#### Exercise requirements:
- a) What does the interview say the algorithms are based on?
- b) Please list the areas that, according to the interview, most users track with different apps.

#### Excerpt:
****
The beauty of health is that there is no set method, just an assortment of easy-to-follow rules. As long as those rules are created based on your understanding of your life and situation, you’ll find that more people want to be a part of what you’re creating and stay healthy.
Q. I believe you have deployed proprietary algorithms to understand workout, sleep, food, and all other health data. How do you tailor these to specific Indian habits, and drive behavior change without giving false assurances?
Adit Mukherjee: The algorithms we wrote are based on peer-reviewed research papers at the human biology level, so we haven’t made any special changes to them. However, where the Indianisation lies is in the simplicity of the approach. India is a trust lacking and value based country. We want things relevant to our habits and experience. This is the beauty of our AI layer. Our models, which are currently in beta, are designed to move away from repetitive data entry toward a conversational interface that simulates the entire app experience to the user’s real life. When you combine this level of understanding with a clear baseline based on scientific facts, we ensure that our signals provide objective accountability rather than comfortable confusion. It’s all about walking that fine line between health principles and a person’s circumstances.
Q. Most users today use different apps for sleep, food, steps, mindfulness – none of which talk to each other. Why has the industry tolerated fragmentation for so long?
Adit Mukherjee: This is a very good question, and it’s one I asked myself a few years ago when my father was brainstorming an app concept. I believe the health industry has tolerated fragmentation because it is easier to solve for one metric than the whole human being, but we believe the future of health lies in integration, not isolation. The health industry saw that the market was apt to promote an approach and then simply say “my way or the highway.” That’s why you see IP like 75 Hard, Keto, and other approaches take center stage, and people are under the misconception that following one of them is the only way to be healthy. I don’t think anyone has really taken the time to understand the first principles and revisit the core issue.
When AI came along a few years ago, correlation became possible. However, the use of AI is entirely defined by the quality of the questions you ask. If you are not already health conscious, it becomes very difficult to utilize it to its full potential. So we try to ask people the right questions as well as map out their relevant data, get their perspective on things, and then use that to build a personalized model that is more relevant in the long term. So you’re not completely dependent on knowing everything on day one, and we know how to send you right-sized content or little pieces of guidance that get you moving.
Q. How do you see India’s health awareness converting into true preventive healthcare based on actionable metrics, and how do you expect digital health co-pilots to evolve with the functionality that you perhaps have in testing labs but not in consumer versions yet?
Adit Mukherjee: I think starting out, you’ll see a lot of health concepts become mainstream that provide a better understanding of the human body. I think the current environment and shocking health conditions will motivate people to take more steps towards better habits today, and personal health intelligence platforms will play a role in this. Ultimately, true market fit will emerge when these platforms stop acting as digital encyclopedias and start acting as “behavior engines” that translate exhaustive data analysis into real-world health outcomes, making the right health choice for the user the path of least resistance.
****
[Page segmentation data]
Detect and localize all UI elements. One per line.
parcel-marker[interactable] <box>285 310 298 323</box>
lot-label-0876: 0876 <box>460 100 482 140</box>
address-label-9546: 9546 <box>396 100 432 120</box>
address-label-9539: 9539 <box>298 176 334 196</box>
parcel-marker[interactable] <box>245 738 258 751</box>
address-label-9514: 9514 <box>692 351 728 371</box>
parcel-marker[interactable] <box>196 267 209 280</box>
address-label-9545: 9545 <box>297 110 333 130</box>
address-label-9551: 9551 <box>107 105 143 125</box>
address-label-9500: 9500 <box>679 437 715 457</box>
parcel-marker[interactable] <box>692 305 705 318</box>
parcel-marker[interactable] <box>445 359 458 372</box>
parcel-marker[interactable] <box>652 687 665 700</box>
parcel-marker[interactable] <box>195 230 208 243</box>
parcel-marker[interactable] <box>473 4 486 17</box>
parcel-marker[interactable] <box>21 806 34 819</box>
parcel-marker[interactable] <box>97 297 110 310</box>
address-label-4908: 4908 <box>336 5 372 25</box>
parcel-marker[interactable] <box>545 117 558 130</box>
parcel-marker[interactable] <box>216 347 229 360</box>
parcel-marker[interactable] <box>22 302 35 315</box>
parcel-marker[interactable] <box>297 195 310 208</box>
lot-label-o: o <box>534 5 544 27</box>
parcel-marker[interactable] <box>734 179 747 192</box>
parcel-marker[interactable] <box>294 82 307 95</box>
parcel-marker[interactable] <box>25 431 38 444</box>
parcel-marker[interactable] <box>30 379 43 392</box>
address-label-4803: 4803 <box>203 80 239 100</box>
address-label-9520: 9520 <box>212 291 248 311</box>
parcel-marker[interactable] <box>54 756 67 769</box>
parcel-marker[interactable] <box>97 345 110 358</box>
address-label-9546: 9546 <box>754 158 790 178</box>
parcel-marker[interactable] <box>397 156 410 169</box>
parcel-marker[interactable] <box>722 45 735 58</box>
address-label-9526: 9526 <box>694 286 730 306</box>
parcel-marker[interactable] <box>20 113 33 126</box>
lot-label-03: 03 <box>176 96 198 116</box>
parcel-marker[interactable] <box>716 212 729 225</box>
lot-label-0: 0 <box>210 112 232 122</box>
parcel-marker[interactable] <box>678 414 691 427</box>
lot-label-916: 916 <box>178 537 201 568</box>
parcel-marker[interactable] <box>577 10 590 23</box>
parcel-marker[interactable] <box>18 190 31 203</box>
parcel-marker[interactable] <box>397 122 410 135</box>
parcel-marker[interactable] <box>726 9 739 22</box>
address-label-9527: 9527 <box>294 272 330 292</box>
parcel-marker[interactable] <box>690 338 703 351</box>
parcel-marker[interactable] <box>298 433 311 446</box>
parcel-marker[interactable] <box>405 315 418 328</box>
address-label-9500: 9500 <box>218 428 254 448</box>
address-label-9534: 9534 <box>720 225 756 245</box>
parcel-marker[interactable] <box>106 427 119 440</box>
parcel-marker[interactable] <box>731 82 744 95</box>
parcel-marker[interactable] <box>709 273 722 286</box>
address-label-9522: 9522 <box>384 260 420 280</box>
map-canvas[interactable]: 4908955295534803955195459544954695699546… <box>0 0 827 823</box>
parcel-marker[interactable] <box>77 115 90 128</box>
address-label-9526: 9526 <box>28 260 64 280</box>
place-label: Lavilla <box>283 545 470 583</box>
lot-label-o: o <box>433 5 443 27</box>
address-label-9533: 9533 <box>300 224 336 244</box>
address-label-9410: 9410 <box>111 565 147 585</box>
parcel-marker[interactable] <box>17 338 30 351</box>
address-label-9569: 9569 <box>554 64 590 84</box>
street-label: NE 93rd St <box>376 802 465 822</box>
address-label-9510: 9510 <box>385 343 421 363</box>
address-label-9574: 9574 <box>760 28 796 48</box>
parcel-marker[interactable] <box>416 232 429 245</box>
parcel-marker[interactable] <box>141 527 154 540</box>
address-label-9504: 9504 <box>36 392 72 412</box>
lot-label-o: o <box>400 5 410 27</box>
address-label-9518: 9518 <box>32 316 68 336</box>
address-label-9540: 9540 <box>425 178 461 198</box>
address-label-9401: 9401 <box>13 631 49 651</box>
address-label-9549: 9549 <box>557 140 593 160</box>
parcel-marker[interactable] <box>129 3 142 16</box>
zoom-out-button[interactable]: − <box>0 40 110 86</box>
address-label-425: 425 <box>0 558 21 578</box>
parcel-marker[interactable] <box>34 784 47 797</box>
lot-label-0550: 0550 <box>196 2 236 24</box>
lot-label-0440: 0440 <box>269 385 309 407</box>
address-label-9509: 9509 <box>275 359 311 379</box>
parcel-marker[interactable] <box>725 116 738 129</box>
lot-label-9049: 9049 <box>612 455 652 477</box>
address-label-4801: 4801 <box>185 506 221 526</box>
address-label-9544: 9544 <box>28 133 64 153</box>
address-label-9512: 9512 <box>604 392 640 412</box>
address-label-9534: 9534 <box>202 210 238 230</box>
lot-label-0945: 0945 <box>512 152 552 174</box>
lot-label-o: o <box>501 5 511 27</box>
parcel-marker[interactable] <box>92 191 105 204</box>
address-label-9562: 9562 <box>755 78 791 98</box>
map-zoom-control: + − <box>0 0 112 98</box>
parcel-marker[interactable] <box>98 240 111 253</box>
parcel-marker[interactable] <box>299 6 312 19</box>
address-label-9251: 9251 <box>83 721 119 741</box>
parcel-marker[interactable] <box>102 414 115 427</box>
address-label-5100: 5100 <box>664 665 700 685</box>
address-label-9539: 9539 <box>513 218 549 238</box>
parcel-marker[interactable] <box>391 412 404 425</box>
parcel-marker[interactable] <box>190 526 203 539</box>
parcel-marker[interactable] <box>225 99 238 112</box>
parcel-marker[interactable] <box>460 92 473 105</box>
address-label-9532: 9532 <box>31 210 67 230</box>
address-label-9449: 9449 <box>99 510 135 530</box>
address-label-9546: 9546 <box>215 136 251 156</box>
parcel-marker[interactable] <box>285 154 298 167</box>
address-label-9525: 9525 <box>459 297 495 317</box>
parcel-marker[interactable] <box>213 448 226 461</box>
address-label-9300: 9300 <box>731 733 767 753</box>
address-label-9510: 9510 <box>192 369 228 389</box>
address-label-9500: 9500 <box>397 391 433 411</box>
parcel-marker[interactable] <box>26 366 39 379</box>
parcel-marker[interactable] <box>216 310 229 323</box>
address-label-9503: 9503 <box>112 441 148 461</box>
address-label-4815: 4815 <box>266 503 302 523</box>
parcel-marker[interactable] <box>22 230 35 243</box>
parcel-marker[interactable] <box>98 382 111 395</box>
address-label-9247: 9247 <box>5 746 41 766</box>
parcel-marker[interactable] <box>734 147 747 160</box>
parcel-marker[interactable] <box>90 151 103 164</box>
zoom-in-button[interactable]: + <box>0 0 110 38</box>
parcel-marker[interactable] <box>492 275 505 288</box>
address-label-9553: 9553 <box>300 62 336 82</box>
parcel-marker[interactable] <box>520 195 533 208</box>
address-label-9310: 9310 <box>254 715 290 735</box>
****
#### Answer set:
- a) Peer-reviewed research papers at the human biology level.

- b) Sleep, food, steps, mindfulness